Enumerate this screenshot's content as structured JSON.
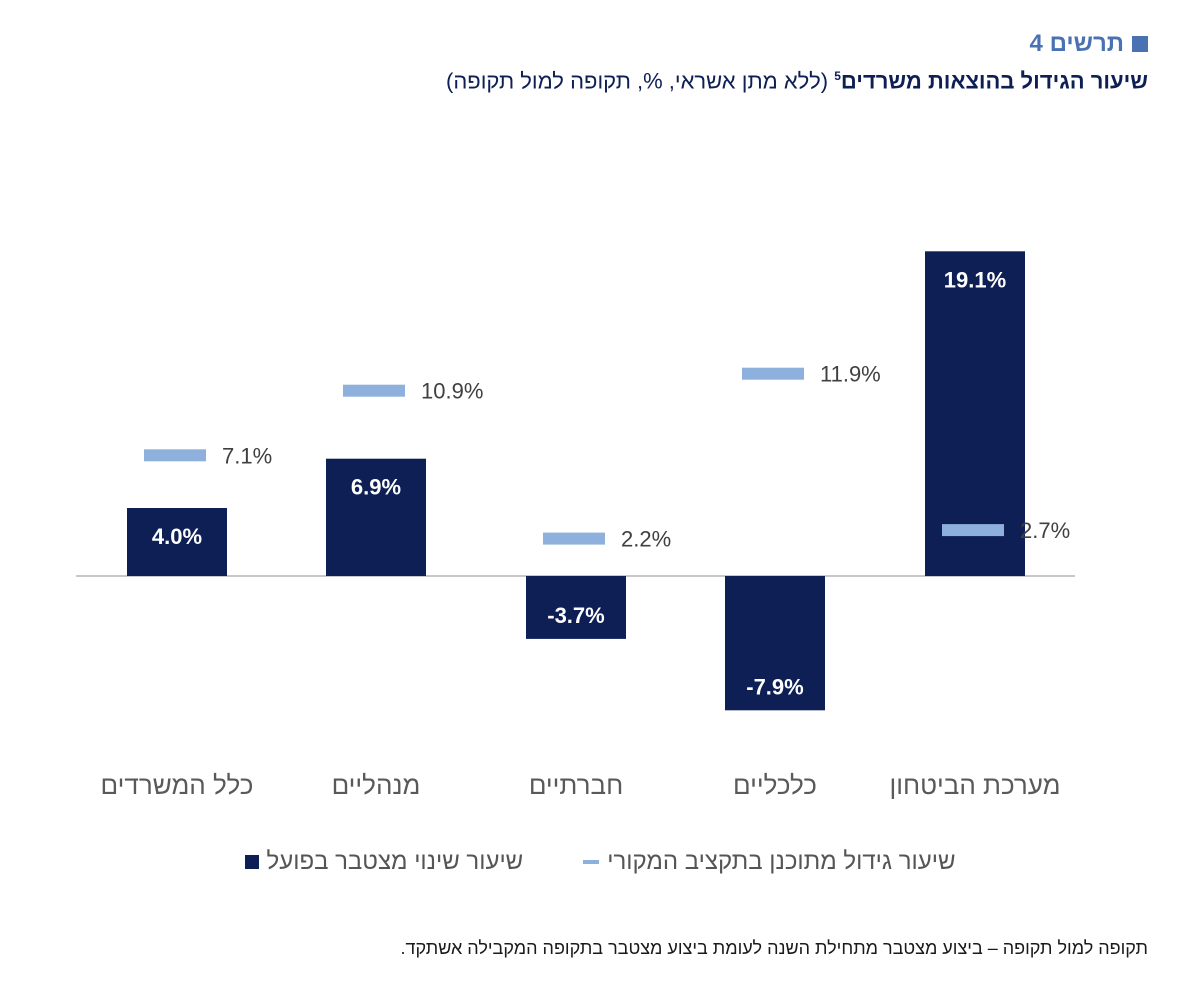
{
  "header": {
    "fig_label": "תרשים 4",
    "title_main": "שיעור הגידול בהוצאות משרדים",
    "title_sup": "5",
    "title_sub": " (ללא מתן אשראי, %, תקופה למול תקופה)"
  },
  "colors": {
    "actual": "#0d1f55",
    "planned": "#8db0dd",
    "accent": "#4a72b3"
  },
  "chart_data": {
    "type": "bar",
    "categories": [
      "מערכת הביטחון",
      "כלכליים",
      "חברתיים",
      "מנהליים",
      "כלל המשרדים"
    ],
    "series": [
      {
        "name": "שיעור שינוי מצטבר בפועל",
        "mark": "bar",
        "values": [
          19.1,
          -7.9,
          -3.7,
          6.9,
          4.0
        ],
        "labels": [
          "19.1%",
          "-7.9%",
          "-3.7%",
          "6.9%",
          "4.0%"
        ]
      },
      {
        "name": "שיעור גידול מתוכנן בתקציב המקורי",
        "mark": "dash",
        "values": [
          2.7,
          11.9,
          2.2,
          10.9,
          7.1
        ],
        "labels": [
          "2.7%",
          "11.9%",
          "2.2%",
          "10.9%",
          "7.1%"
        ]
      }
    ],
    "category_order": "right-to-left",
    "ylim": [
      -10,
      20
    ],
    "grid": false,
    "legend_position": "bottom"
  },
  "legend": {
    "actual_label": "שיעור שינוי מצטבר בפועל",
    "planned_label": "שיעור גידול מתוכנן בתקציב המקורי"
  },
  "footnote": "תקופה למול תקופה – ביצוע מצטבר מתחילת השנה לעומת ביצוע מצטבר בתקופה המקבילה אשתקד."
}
○ ○ ○ ○
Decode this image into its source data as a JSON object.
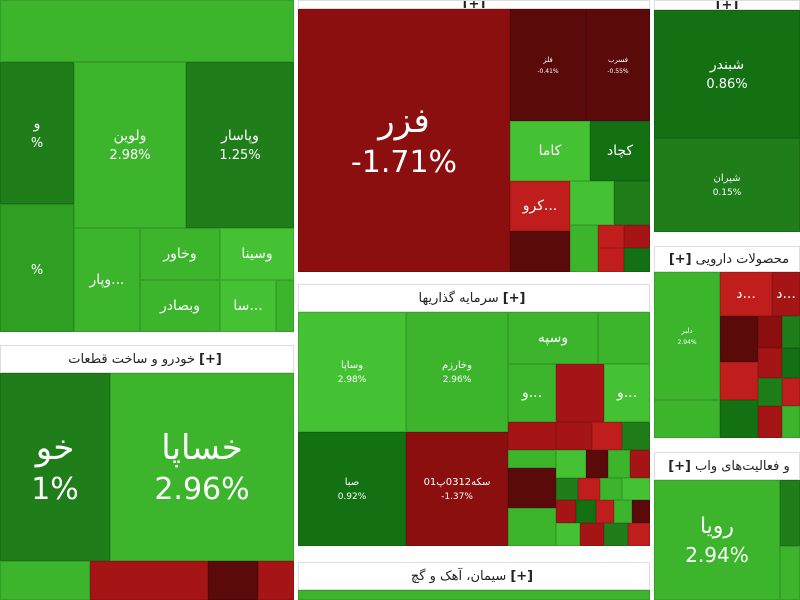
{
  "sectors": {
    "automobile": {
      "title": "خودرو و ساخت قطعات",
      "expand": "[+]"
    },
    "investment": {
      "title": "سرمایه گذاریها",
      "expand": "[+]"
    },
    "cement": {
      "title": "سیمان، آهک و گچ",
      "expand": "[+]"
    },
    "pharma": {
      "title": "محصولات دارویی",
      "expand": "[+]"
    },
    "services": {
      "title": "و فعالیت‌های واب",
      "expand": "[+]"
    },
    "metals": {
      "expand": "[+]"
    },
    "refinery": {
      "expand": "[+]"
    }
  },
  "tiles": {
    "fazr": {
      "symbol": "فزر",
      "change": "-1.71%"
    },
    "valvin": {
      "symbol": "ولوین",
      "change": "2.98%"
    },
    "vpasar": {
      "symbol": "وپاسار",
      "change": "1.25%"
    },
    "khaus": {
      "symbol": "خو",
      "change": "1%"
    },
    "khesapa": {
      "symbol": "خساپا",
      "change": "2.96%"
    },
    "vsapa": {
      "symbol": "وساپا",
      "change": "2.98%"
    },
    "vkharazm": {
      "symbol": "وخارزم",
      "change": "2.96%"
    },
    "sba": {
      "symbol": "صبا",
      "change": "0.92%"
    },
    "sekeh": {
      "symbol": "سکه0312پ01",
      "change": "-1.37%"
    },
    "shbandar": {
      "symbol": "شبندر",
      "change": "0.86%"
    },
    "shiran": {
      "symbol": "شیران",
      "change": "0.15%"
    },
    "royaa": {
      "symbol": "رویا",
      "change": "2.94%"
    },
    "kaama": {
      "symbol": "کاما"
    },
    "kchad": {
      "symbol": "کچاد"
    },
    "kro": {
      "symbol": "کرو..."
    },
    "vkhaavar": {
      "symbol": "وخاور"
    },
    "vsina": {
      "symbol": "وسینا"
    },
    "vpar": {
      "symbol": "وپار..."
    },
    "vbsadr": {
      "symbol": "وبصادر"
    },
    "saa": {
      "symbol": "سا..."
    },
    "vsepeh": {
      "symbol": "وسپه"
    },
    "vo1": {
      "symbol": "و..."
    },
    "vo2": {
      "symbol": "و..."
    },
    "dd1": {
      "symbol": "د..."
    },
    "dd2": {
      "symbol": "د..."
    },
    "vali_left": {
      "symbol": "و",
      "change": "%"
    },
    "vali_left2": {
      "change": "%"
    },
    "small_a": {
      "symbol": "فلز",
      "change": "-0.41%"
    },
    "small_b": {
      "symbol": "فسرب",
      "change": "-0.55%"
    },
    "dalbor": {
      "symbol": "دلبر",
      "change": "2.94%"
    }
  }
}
○ ○ ○ ○
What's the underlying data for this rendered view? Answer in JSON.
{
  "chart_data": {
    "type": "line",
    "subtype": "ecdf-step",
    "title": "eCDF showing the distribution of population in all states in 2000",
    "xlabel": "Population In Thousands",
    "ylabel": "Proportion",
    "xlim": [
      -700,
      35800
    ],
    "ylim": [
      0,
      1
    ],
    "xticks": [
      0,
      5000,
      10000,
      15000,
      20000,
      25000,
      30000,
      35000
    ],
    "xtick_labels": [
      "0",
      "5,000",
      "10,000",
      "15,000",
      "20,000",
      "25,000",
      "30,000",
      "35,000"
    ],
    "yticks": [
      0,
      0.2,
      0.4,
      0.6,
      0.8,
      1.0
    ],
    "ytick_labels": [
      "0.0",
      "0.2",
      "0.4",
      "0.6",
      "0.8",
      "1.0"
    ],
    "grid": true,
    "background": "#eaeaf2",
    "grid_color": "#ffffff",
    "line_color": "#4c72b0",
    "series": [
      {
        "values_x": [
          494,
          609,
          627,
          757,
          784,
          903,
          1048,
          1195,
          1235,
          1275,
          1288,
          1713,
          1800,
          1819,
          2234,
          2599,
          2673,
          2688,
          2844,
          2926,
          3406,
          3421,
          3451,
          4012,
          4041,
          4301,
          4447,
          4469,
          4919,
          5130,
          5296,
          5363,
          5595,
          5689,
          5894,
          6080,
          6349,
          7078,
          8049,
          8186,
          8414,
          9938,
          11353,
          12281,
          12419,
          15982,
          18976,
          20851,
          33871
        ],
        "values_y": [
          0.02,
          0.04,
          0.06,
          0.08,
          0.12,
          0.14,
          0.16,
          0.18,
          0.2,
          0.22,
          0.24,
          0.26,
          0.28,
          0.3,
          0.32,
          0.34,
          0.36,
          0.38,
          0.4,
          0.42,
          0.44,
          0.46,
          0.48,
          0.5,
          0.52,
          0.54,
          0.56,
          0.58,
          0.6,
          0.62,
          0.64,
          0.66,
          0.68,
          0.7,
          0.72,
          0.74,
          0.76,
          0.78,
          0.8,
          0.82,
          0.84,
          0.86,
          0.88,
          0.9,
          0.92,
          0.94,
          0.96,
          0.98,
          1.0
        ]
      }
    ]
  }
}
○ ○ ○ ○
▶ [WHAT TO DO]: Lines holding the word "שינוי" in the entries above are the ones to pull out. Copy them all.

▶ [WRITTEN SOLUTION]:
        "name": "שיעור שינוי מצטבר בפועל",
    "actual_label": "שיעור שינוי מצטבר בפועל",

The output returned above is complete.